Your goal – Out of the lines below, please list those that hold the string "labor".

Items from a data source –
+ + + + + + +
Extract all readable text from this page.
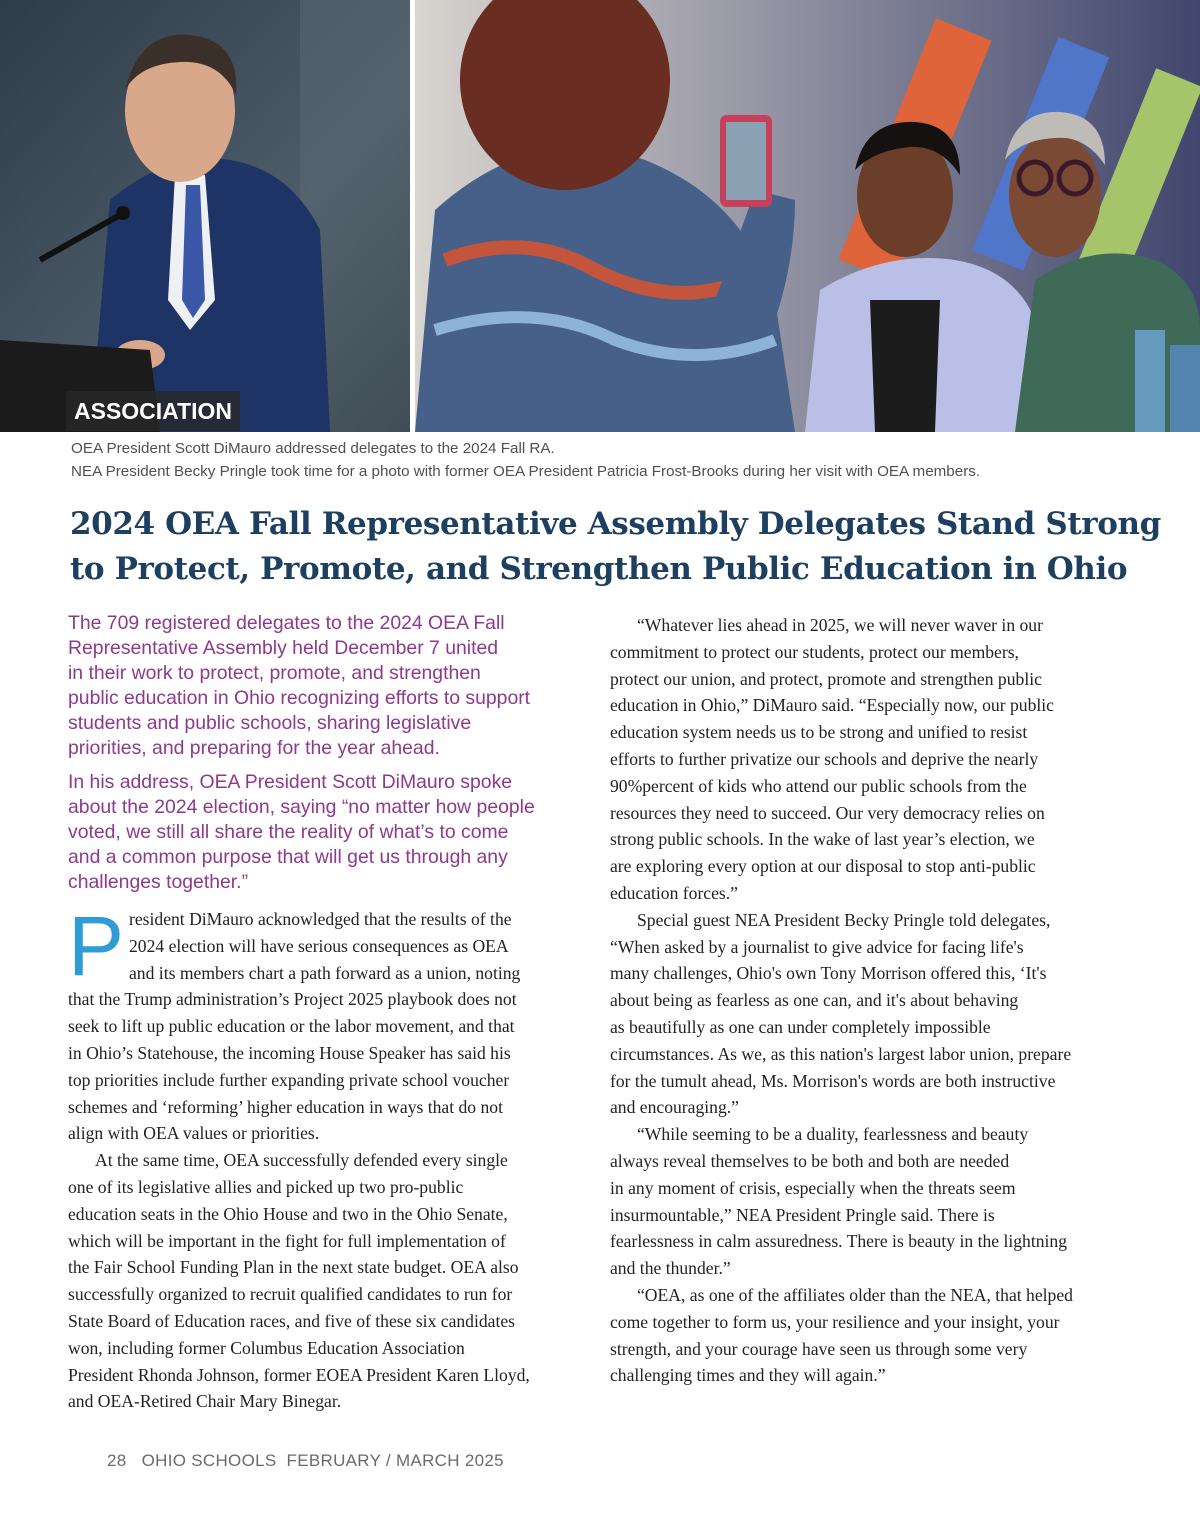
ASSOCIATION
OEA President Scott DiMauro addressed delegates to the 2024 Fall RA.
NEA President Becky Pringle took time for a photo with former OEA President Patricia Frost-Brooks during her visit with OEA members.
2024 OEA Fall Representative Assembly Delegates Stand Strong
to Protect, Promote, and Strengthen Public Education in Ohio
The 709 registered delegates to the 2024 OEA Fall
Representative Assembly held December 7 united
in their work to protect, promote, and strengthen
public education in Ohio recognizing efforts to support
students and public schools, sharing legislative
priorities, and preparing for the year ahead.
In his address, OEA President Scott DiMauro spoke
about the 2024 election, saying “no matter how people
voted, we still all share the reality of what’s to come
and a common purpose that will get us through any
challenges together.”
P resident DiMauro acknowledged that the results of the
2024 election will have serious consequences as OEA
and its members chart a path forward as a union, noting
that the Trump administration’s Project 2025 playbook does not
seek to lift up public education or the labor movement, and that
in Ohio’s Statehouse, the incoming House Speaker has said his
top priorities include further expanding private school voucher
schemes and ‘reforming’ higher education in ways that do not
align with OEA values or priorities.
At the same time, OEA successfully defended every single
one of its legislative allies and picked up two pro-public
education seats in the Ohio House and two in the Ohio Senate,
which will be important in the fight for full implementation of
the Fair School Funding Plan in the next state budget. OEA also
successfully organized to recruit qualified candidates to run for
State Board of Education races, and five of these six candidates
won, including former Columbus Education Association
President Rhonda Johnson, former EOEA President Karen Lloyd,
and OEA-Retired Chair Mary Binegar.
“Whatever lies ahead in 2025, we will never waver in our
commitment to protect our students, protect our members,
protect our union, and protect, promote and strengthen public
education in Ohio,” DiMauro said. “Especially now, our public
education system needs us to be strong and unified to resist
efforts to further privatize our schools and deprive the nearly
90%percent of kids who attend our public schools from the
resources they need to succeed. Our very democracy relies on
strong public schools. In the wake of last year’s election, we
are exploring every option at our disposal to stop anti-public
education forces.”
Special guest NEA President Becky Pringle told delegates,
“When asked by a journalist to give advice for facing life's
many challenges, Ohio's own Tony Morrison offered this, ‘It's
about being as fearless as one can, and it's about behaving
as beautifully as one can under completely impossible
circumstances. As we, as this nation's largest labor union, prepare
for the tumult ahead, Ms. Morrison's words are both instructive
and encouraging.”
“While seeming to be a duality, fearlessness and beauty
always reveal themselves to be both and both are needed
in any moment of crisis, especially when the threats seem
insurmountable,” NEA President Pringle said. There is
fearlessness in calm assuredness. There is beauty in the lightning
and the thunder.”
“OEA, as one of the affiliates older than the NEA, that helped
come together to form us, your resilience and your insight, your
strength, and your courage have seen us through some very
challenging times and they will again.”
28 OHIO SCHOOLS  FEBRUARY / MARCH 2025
+ + + + + + +
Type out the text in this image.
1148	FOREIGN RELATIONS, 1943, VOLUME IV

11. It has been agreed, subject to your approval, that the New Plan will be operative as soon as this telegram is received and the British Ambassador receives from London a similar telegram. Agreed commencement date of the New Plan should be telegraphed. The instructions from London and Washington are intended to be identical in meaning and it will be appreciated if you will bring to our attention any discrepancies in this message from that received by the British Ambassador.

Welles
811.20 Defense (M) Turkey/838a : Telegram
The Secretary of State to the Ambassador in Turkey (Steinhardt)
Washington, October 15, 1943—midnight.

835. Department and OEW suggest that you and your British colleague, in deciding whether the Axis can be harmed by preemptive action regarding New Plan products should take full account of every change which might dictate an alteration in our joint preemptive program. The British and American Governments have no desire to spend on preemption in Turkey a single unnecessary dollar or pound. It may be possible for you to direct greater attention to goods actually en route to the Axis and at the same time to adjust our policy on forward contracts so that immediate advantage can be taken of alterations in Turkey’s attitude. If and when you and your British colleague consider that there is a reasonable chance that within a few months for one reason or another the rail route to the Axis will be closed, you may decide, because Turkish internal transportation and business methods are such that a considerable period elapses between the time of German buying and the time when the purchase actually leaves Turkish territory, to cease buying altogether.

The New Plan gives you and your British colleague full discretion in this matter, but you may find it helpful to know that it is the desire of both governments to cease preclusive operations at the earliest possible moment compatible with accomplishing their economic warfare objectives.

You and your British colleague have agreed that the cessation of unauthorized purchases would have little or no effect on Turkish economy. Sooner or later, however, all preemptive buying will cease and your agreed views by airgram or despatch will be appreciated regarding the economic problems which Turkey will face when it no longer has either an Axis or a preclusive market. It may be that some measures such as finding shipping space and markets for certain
+ + + + + + +
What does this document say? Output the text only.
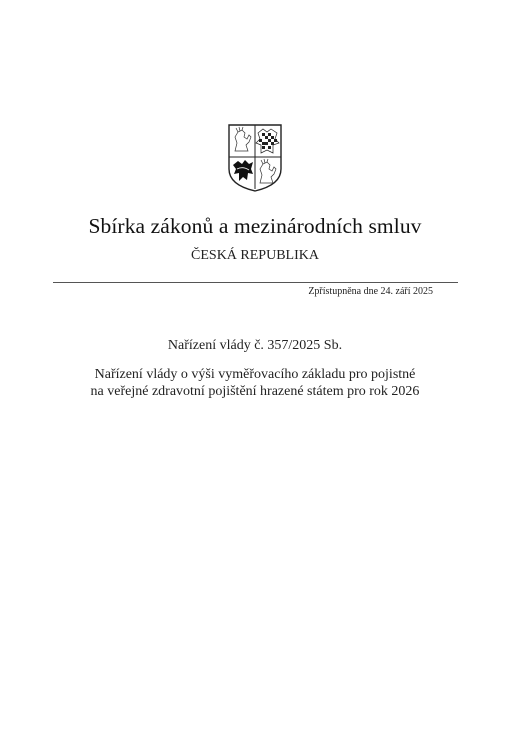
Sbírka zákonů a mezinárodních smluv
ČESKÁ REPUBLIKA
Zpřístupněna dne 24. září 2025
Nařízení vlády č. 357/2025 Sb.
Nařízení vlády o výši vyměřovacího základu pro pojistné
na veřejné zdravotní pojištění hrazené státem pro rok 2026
+ + + + + + +
Answer in full –
seek to lift up public education or the labor movement, and that
circumstances. As we, as this nation's largest labor union, prepare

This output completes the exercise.